- Instructions for the task -
Drop every picture and copy exactly the lines from the one with "Give me a plain-text" through the last line of the listing below.

(Records from a data source)
------------------------------------------------
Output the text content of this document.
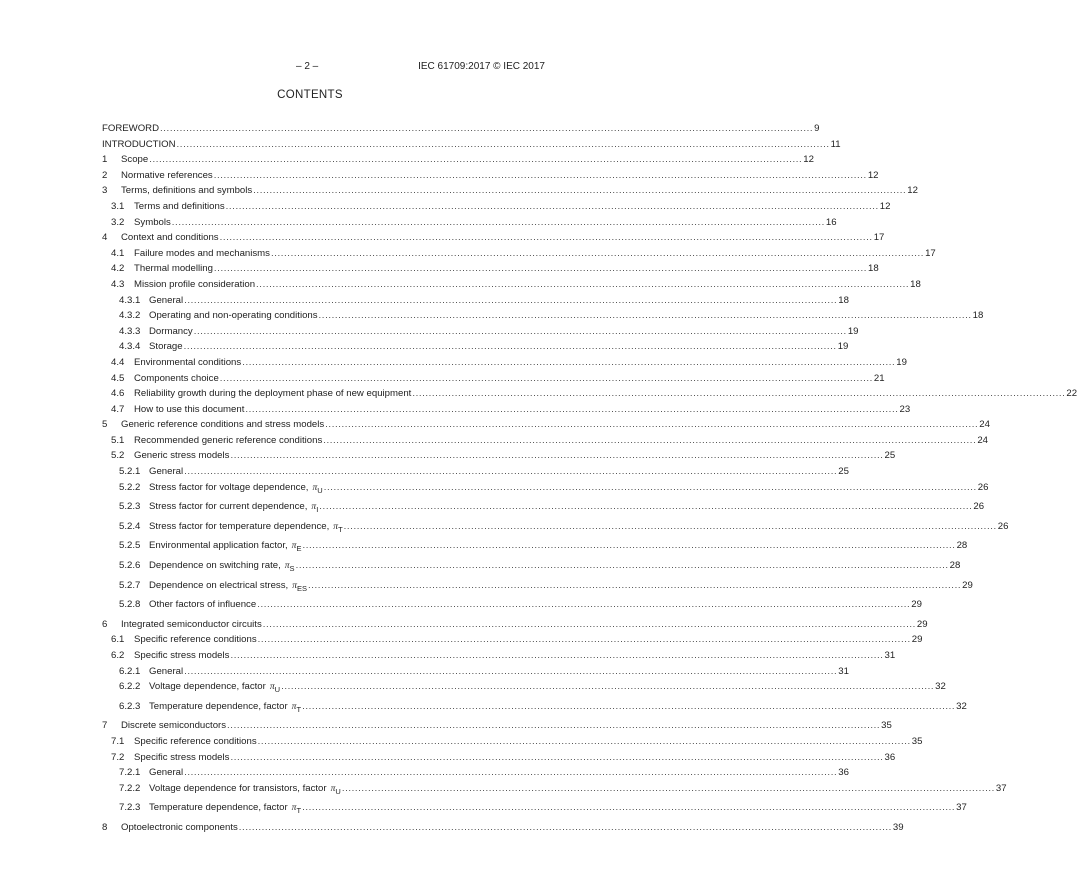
– 2 –	IEC 61709:2017 © IEC 2017
CONTENTS
FOREWORD ........................................................................................................................................................................................................ 9
INTRODUCTION ........................................................................................................................................................................................................ 11
1	Scope ........................................................................................................................................................................................................ 12
2	Normative references ........................................................................................................................................................................................................ 12
3	Terms, definitions and symbols ........................................................................................................................................................................................................ 12
3.1	Terms and definitions ........................................................................................................................................................................................................ 12
3.2	Symbols ........................................................................................................................................................................................................ 16
4	Context and conditions ........................................................................................................................................................................................................ 17
4.1	Failure modes and mechanisms ........................................................................................................................................................................................................ 17
4.2	Thermal modelling ........................................................................................................................................................................................................ 18
4.3	Mission profile consideration ........................................................................................................................................................................................................ 18
4.3.1 General ........................................................................................................................................................................................................ 18
4.3.2 Operating and non-operating conditions ........................................................................................................................................................................................................ 18
4.3.3 Dormancy ........................................................................................................................................................................................................ 19
4.3.4 Storage ........................................................................................................................................................................................................ 19
4.4	Environmental conditions ........................................................................................................................................................................................................ 19
4.5	Components choice ........................................................................................................................................................................................................ 21
4.6	Reliability growth during the deployment phase of new equipment ........................................................................................................................................................................................................ 22
4.7	How to use this document ........................................................................................................................................................................................................ 23
5	Generic reference conditions and stress models ........................................................................................................................................................................................................ 24
5.1	Recommended generic reference conditions ........................................................................................................................................................................................................ 24
5.2	Generic stress models ........................................................................................................................................................................................................ 25
5.2.1 General ........................................................................................................................................................................................................ 25
5.2.2 Stress factor for voltage dependence, $\pi_U$ ........................................................................................................................................................................................................ 26
5.2.3 Stress factor for current dependence, $\pi_I$ ........................................................................................................................................................................................................ 26
5.2.4 Stress factor for temperature dependence, $\pi_T$ ........................................................................................................................................................................................................ 26
5.2.5 Environmental application factor, $\pi_E$ ........................................................................................................................................................................................................ 28
5.2.6 Dependence on switching rate, $\pi_S$ ........................................................................................................................................................................................................ 28
5.2.7 Dependence on electrical stress, $\pi_{ES}$ ........................................................................................................................................................................................................ 29
5.2.8 Other factors of influence ........................................................................................................................................................................................................ 29
6	Integrated semiconductor circuits ........................................................................................................................................................................................................ 29
6.1	Specific reference conditions ........................................................................................................................................................................................................ 29
6.2	Specific stress models ........................................................................................................................................................................................................ 31
6.2.1 General ........................................................................................................................................................................................................ 31
6.2.2 Voltage dependence, factor $\pi_U$ ........................................................................................................................................................................................................ 32
6.2.3 Temperature dependence, factor $\pi_T$ ........................................................................................................................................................................................................ 32
7	Discrete semiconductors ........................................................................................................................................................................................................ 35
7.1	Specific reference conditions ........................................................................................................................................................................................................ 35
7.2	Specific stress models ........................................................................................................................................................................................................ 36
7.2.1 General ........................................................................................................................................................................................................ 36
7.2.2 Voltage dependence for transistors, factor $\pi_U$ ........................................................................................................................................................................................................ 37
7.2.3 Temperature dependence, factor $\pi_T$ ........................................................................................................................................................................................................ 37
8	Optoelectronic components ........................................................................................................................................................................................................ 39
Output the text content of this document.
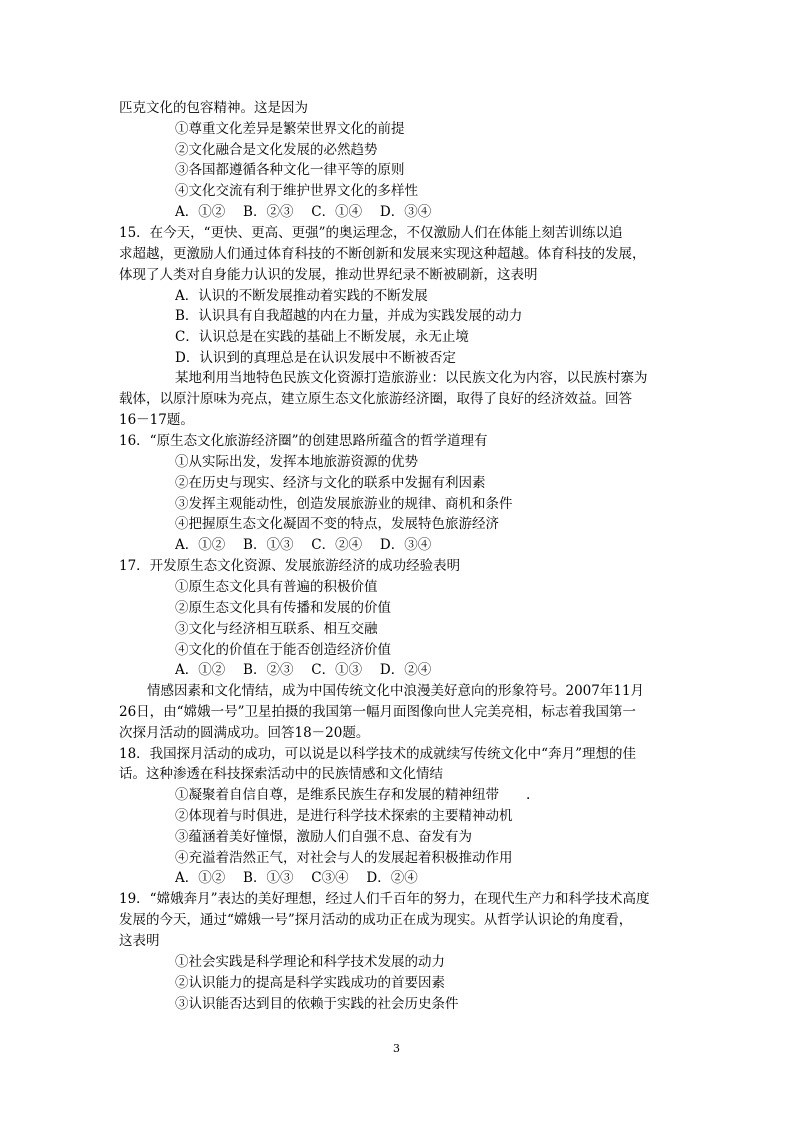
匹克文化的包容精神。这是因为
①尊重文化差异是繁荣世界文化的前提
②文化融合是文化发展的必然趋势
③各国都遵循各种文化一律平等的原则
④文化交流有利于维护世界文化的多样性
A．①②　 B．②③　 C．①④　 D．③④
15．在今天，“更快、更高、更强”的奥运理念，不仅激励人们在体能上刻苦训练以追
求超越，更激励人们通过体育科技的不断创新和发展来实现这种超越。体育科技的发展，
体现了人类对自身能力认识的发展，推动世界纪录不断被刷新，这表明
A．认识的不断发展推动着实践的不断发展
B．认识具有自我超越的内在力量，并成为实践发展的动力
C．认识总是在实践的基础上不断发展，永无止境
D．认识到的真理总是在认识发展中不断被否定
某地利用当地特色民族文化资源打造旅游业：以民族文化为内容，以民族村寨为
载体，以原汁原味为亮点，建立原生态文化旅游经济圈，取得了良好的经济效益。回答
16－17题。
16．“原生态文化旅游经济圈”的创建思路所蕴含的哲学道理有
①从实际出发，发挥本地旅游资源的优势
②在历史与现实、经济与文化的联系中发掘有利因素
③发挥主观能动性，创造发展旅游业的规律、商机和条件
④把握原生态文化凝固不变的特点，发展特色旅游经济
A．①②　 B．①③　 C．②④　 D．③④
17．开发原生态文化资源、发展旅游经济的成功经验表明
①原生态文化具有普遍的积极价值
②原生态文化具有传播和发展的价值
③文化与经济相互联系、相互交融
④文化的价值在于能否创造经济价值
A．①②　 B．②③　 C．①③　 D．②④
情感因素和文化情结，成为中国传统文化中浪漫美好意向的形象符号。2007年11月
26日，由“嫦娥一号”卫星拍摄的我国第一幅月面图像向世人完美亮相，标志着我国第一
次探月活动的圆满成功。回答18－20题。
18．我国探月活动的成功，可以说是以科学技术的成就续写传统文化中“奔月”理想的佳
话。这种渗透在科技探索活动中的民族情感和文化情结
①凝聚着自信自尊，是维系民族生存和发展的精神纽带　　.
②体现着与时俱进，是进行科学技术探索的主要精神动机
③蕴涵着美好憧憬，激励人们自强不息、奋发有为
④充溢着浩然正气，对社会与人的发展起着积极推动作用
A．①②　 B．①③　 C③④　 D．②④
19．“嫦娥奔月”表达的美好理想，经过人们千百年的努力，在现代生产力和科学技术高度
发展的今天，通过“嫦娥一号”探月活动的成功正在成为现实。从哲学认识论的角度看，
这表明
①社会实践是科学理论和科学技术发展的动力
②认识能力的提高是科学实践成功的首要因素
③认识能否达到目的依赖于实践的社会历史条件
3
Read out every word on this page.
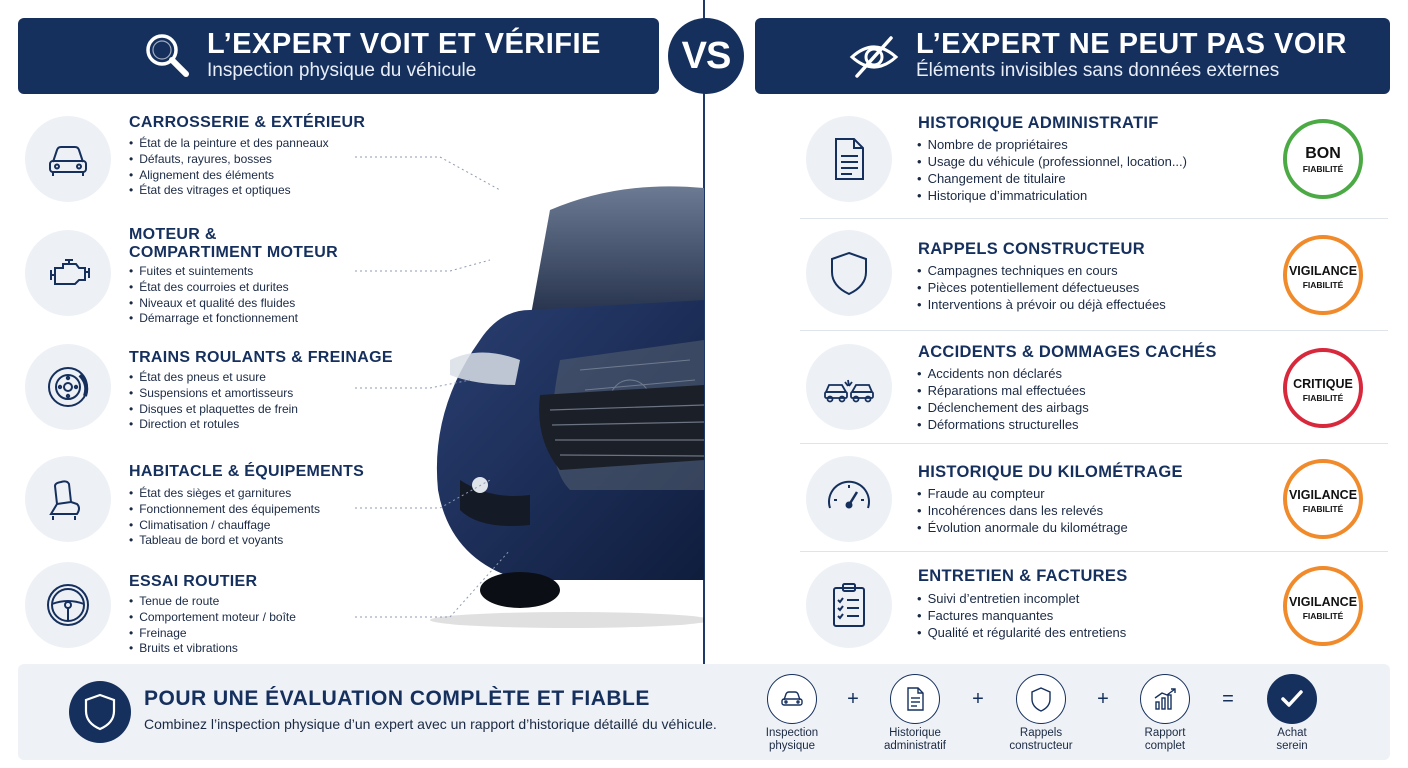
L’EXPERT VOIT ET VÉRIFIE
Inspection physique du véhicule	VS	L’EXPERT NE PEUT PAS VOIR
Éléments invisibles sans données externes
CARROSSERIE & EXTÉRIEUR
• État de la peinture et des panneaux
• Défauts, rayures, bosses
• Alignement des éléments
• État des vitrages et optiques
MOTEUR & COMPARTIMENT MOTEUR
• Fuites et suintements
• État des courroies et durites
• Niveaux et qualité des fluides
• Démarrage et fonctionnement
TRAINS ROULANTS & FREINAGE
• État des pneus et usure
• Suspensions et amortisseurs
• Disques et plaquettes de frein
• Direction et rotules
HABITACLE & ÉQUIPEMENTS
• État des sièges et garnitures
• Fonctionnement des équipements
• Climatisation / chauffage
• Tableau de bord et voyants
ESSAI ROUTIER
• Tenue de route
• Comportement moteur / boîte
• Freinage
• Bruits et vibrations
HISTORIQUE ADMINISTRATIF
• Nombre de propriétaires
• Usage du véhicule (professionnel, location...)
• Changement de titulaire
• Historique d’immatriculation
BON
FIABILITÉ
RAPPELS CONSTRUCTEUR
• Campagnes techniques en cours
• Pièces potentiellement défectueuses
• Interventions à prévoir ou déjà effectuées
VIGILANCE
FIABILITÉ
ACCIDENTS & DOMMAGES CACHÉS
• Accidents non déclarés
• Réparations mal effectuées
• Déclenchement des airbags
• Déformations structurelles
CRITIQUE
FIABILITÉ
HISTORIQUE DU KILOMÉTRAGE
• Fraude au compteur
• Incohérences dans les relevés
• Évolution anormale du kilométrage
VIGILANCE
FIABILITÉ
ENTRETIEN & FACTURES
• Suivi d’entretien incomplet
• Factures manquantes
• Qualité et régularité des entretiens
VIGILANCE
FIABILITÉ
POUR UNE ÉVALUATION COMPLÈTE ET FIABLE
Combinez l’inspection physique d’un expert avec un rapport d’historique détaillé du véhicule.
Inspection
physique
+
Historique
administratif
+
Rappels
constructeur
+
Rapport
complet
=
Achat
serein
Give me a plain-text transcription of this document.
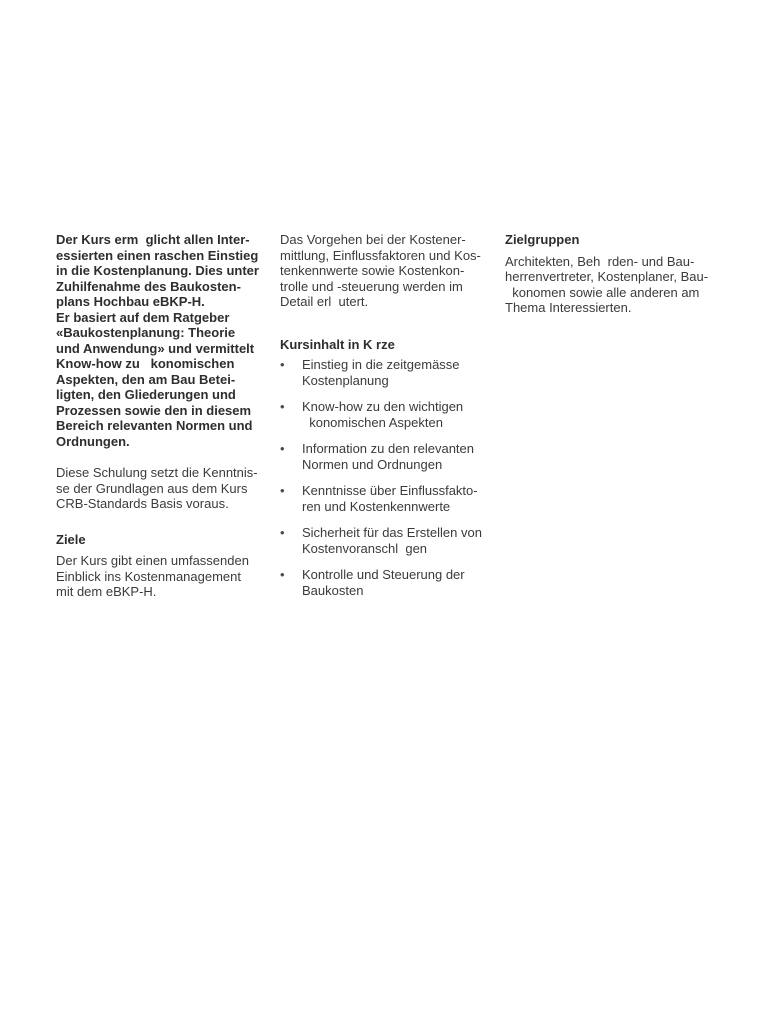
Der Kurs erm  glicht allen Inter-
essierten einen raschen Einstieg
in die Kostenplanung. Dies unter
Zuhilfenahme des Baukosten-
plans Hochbau eBKP-H.
Er basiert auf dem Ratgeber
«Baukostenplanung: Theorie
und Anwendung» und vermittelt
Know-how zu   konomischen
Aspekten, den am Bau Betei-
ligten, den Gliederungen und
Prozessen sowie den in diesem
Bereich relevanten Normen und
Ordnungen.
Diese Schulung setzt die Kenntnis-
se der Grundlagen aus dem Kurs
CRB-Standards Basis voraus.
Ziele
Der Kurs gibt einen umfassenden
Einblick ins Kostenmanagement
mit dem eBKP-H.
Das Vorgehen bei der Kostener-
mittlung, Einflussfaktoren und Kos-
tenkennwerte sowie Kostenkon-
trolle und -steuerung werden im
Detail erl  utert.
Kursinhalt in K rze
• Einstieg in die zeitgemässe
Kostenplanung
• Know-how zu den wichtigen
konomischen Aspekten
• Information zu den relevanten
Normen und Ordnungen
• Kenntnisse über Einflussfakto-
ren und Kostenkennwerte
• Sicherheit für das Erstellen von
Kostenvoranschl  gen
• Kontrolle und Steuerung der
Baukosten
Zielgruppen
Architekten, Beh  rden- und Bau-
herrenvertreter, Kostenplaner, Bau-
konomen sowie alle anderen am
Thema Interessierten.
------------------------------------------------
- Task answer -
Give me a plain-text transcription of this document.
Der Kurs erm  glicht allen Inter-
essierten einen raschen Einstieg
in die Kostenplanung. Dies unter
Zuhilfenahme des Baukosten-
plans Hochbau eBKP-H.
Er basiert auf dem Ratgeber
«Baukostenplanung: Theorie
und Anwendung» und vermittelt
Know-how zu   konomischen
Aspekten, den am Bau Betei-
ligten, den Gliederungen und
Prozessen sowie den in diesem
Bereich relevanten Normen und
Ordnungen.
Diese Schulung setzt die Kenntnis-
se der Grundlagen aus dem Kurs
CRB-Standards Basis voraus.
Ziele
Der Kurs gibt einen umfassenden
Einblick ins Kostenmanagement
mit dem eBKP-H.
Das Vorgehen bei der Kostener-
mittlung, Einflussfaktoren und Kos-
tenkennwerte sowie Kostenkon-
trolle und -steuerung werden im
Detail erl  utert.
Kursinhalt in K rze
• Einstieg in die zeitgemässe
Kostenplanung
• Know-how zu den wichtigen
konomischen Aspekten
• Information zu den relevanten
Normen und Ordnungen
• Kenntnisse über Einflussfakto-
ren und Kostenkennwerte
• Sicherheit für das Erstellen von
Kostenvoranschl  gen
• Kontrolle und Steuerung der
Baukosten
Zielgruppen
Architekten, Beh  rden- und Bau-
herrenvertreter, Kostenplaner, Bau-
konomen sowie alle anderen am
Thema Interessierten.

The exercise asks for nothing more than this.